■ DESCRIPTION OF THE TASK
Go through the lines below and copy each one that holds the string "Calne".

============================================================

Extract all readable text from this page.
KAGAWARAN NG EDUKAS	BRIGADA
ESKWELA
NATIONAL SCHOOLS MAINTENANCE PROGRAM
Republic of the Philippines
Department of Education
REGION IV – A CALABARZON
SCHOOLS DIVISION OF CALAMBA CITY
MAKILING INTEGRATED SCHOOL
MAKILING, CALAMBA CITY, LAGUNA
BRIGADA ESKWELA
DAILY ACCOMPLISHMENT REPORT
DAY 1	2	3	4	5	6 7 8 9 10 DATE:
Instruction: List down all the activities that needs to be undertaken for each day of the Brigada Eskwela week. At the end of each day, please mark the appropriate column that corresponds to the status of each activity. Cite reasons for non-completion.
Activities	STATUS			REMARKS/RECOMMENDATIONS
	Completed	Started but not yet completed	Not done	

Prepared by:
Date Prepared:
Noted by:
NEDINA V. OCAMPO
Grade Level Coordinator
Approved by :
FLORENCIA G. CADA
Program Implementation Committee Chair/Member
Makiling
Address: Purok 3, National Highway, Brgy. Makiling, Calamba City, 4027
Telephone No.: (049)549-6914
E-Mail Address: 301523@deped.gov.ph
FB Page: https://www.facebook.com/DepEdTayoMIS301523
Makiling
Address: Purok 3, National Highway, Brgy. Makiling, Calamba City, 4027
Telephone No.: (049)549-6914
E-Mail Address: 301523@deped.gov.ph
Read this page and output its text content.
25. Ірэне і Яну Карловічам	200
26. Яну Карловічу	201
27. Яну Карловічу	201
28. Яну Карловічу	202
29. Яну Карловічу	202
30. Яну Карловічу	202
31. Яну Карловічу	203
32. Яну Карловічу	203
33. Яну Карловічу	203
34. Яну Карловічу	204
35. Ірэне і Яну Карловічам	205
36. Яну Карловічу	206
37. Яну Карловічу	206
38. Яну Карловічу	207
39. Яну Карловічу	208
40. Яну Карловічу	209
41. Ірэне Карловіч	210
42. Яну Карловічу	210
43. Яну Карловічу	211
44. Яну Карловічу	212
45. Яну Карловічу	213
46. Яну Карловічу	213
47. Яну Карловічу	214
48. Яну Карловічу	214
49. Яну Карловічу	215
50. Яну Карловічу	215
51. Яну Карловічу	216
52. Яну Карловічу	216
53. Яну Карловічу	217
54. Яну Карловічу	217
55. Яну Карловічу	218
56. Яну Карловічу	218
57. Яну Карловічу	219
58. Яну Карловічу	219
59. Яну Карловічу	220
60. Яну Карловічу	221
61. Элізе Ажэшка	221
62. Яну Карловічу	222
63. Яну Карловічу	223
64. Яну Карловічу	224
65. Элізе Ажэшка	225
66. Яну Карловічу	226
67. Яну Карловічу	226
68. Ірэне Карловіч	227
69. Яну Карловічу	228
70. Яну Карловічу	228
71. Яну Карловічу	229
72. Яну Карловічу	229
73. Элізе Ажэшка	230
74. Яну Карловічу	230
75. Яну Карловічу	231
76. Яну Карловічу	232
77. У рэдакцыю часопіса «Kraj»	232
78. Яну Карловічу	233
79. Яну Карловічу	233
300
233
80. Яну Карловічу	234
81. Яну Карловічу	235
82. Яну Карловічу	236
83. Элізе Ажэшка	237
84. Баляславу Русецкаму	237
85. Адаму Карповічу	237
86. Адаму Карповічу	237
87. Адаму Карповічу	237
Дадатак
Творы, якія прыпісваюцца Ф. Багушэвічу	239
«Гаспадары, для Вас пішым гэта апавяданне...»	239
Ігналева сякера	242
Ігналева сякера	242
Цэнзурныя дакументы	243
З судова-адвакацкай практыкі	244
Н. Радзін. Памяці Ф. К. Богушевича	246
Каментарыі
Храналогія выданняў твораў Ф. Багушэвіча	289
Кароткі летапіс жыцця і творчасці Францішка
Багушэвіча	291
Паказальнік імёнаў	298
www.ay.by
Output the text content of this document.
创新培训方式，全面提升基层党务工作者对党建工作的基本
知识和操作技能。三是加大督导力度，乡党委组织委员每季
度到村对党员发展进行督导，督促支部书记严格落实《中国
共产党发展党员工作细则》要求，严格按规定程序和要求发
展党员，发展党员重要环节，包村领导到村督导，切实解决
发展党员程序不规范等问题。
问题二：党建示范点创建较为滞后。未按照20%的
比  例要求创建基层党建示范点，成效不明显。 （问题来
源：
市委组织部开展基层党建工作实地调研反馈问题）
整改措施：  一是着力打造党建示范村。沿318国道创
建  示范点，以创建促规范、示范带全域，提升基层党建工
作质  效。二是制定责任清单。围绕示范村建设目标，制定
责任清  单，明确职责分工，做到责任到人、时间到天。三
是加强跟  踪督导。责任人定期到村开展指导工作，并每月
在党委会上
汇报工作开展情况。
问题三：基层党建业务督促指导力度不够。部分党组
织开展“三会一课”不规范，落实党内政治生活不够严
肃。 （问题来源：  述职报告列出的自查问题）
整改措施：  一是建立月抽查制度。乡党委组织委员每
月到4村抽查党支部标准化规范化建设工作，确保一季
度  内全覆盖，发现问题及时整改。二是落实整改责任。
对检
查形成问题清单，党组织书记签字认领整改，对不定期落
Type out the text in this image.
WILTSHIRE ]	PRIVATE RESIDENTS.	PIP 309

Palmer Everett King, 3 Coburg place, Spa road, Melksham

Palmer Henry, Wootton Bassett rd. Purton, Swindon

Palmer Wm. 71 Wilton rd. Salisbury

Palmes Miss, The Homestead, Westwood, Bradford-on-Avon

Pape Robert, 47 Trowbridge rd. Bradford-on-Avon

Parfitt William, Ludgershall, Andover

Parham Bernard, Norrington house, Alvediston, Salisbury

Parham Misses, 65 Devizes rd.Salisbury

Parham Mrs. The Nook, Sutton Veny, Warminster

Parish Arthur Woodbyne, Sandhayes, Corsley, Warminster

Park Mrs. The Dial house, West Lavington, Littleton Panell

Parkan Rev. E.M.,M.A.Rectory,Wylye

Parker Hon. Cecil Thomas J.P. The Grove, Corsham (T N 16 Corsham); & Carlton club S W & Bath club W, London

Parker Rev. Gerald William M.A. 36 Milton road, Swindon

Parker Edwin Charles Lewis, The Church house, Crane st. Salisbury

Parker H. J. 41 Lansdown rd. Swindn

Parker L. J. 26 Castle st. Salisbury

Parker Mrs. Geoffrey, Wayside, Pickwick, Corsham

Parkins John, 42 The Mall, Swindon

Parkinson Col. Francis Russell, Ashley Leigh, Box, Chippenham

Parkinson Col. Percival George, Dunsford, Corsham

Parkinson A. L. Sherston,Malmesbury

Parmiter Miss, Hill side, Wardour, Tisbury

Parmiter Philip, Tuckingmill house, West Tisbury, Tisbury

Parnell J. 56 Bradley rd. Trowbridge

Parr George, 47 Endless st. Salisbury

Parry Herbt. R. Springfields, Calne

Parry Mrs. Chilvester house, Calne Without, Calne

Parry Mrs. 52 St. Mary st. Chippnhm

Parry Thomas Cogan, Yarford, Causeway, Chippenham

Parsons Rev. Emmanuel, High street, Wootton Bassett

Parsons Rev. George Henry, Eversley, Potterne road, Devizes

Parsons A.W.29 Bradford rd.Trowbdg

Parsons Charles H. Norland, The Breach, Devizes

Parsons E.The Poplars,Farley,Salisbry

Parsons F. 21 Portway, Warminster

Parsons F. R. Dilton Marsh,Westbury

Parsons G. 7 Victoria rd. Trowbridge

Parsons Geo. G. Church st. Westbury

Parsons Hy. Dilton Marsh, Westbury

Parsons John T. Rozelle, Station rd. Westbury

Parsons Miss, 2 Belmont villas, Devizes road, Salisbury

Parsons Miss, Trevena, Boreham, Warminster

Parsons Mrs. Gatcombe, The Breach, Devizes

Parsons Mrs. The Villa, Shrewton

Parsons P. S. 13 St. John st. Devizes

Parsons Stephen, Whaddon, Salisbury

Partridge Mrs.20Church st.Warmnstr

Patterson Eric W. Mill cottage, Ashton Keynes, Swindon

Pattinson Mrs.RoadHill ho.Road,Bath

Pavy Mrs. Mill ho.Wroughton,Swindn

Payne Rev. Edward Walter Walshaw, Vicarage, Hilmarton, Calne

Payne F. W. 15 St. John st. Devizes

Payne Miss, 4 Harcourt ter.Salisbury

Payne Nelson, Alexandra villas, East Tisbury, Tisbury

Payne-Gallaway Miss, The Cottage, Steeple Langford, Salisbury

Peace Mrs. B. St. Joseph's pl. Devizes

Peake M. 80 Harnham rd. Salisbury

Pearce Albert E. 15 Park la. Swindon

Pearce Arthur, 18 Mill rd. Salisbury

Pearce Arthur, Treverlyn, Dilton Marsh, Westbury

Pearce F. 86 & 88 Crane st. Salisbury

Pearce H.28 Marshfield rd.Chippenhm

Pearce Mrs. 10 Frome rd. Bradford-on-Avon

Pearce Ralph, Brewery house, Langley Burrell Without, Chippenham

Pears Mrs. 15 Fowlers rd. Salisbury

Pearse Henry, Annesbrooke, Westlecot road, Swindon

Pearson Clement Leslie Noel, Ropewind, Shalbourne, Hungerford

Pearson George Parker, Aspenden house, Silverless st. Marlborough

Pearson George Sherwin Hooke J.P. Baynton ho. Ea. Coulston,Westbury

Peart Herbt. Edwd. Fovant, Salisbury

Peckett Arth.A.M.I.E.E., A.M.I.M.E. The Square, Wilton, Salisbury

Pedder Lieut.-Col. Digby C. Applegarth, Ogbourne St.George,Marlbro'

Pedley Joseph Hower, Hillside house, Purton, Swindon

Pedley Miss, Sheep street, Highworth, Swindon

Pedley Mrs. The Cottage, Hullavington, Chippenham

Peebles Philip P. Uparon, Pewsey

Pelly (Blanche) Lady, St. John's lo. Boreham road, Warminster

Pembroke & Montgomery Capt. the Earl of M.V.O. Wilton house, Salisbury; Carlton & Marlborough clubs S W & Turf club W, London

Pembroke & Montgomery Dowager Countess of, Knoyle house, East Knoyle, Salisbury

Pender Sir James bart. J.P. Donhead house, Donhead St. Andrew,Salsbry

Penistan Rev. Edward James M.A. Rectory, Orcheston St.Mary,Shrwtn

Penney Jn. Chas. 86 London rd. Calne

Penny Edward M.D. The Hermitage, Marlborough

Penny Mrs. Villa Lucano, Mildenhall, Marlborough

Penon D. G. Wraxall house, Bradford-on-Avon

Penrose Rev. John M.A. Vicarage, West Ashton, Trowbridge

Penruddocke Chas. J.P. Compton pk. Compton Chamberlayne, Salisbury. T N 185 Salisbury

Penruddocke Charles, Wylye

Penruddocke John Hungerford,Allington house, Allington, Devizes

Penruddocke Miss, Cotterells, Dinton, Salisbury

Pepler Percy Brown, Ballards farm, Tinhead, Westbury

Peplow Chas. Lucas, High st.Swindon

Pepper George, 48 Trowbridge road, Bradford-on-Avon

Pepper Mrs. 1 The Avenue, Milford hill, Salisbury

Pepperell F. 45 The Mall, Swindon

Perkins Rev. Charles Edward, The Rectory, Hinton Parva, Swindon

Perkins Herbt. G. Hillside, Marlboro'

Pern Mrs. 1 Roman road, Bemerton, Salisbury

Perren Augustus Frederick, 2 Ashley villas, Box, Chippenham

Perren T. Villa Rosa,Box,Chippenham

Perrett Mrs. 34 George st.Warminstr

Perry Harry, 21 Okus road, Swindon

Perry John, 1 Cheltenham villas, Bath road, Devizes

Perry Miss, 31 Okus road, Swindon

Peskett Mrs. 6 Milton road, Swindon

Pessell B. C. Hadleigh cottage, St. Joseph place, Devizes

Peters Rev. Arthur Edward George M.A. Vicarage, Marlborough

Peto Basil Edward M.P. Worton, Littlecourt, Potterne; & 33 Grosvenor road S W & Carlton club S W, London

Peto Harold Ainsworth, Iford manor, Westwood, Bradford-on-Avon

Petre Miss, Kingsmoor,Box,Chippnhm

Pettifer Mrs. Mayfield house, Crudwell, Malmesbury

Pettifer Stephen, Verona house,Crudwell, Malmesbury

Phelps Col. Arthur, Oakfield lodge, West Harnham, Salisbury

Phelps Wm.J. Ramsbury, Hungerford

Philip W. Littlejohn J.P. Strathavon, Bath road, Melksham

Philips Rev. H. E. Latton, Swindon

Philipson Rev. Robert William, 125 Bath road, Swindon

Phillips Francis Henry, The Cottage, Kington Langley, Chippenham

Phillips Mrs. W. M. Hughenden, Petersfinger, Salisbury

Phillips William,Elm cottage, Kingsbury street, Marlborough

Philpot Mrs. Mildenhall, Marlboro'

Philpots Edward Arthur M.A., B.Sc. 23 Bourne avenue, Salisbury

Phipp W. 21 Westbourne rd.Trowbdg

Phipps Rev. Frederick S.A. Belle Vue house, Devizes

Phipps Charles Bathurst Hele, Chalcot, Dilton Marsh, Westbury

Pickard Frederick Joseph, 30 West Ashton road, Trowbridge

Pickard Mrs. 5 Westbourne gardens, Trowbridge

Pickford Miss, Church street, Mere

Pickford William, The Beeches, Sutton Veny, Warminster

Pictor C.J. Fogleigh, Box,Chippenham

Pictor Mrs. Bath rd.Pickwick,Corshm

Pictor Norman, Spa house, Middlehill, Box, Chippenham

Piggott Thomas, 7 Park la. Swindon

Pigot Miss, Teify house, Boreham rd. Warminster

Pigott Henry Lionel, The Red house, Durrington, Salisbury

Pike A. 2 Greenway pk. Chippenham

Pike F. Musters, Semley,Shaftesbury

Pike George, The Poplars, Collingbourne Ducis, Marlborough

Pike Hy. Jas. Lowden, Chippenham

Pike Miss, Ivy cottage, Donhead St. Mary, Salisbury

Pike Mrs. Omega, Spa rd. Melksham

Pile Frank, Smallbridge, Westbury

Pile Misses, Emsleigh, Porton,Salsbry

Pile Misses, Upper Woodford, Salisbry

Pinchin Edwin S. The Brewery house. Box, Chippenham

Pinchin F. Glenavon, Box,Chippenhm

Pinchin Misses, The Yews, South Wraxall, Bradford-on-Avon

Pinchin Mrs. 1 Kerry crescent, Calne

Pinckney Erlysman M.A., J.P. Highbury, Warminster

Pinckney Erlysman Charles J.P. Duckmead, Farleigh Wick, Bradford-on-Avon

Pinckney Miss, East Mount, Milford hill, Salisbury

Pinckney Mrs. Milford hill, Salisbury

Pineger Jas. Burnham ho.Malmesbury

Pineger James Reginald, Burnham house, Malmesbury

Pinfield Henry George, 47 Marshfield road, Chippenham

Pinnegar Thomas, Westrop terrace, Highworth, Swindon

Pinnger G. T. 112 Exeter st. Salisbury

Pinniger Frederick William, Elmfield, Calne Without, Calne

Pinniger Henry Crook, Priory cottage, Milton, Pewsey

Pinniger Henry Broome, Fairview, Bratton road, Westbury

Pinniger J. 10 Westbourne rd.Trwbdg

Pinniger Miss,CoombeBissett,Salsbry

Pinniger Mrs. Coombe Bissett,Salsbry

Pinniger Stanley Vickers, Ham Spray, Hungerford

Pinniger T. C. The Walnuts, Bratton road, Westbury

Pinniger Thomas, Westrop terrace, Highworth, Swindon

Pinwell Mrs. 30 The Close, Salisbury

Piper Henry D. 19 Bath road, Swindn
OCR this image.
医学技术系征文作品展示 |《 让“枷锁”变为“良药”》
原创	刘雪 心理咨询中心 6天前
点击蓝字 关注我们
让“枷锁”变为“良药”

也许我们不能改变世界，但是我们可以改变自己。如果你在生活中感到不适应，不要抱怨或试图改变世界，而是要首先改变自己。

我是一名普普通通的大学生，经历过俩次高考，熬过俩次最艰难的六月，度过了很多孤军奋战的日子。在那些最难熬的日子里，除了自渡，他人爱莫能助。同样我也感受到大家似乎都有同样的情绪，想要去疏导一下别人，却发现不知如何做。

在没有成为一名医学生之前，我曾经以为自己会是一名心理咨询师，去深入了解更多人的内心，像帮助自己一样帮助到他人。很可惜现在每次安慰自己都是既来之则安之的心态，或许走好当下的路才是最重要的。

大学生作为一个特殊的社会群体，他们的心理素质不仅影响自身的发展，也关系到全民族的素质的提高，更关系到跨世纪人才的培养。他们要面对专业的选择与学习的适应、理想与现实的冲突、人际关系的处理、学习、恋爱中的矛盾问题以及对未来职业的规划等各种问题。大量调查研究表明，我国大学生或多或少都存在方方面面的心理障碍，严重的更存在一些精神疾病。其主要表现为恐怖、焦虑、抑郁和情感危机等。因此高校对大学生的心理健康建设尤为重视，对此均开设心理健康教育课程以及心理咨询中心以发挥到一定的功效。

============================================================

■ OUTPUT BELOW
Parry Herbt. R. Springfields, Calne
Parry Mrs. Chilvester house, Calne Without, Calne
Payne Rev. Edward Walter Walshaw, Vicarage, Hilmarton, Calne
Penney Jn. Chas. 86 London rd. Calne
Pinchin Mrs. 1 Kerry crescent, Calne
Pinniger Frederick William, Elmfield, Calne Without, Calne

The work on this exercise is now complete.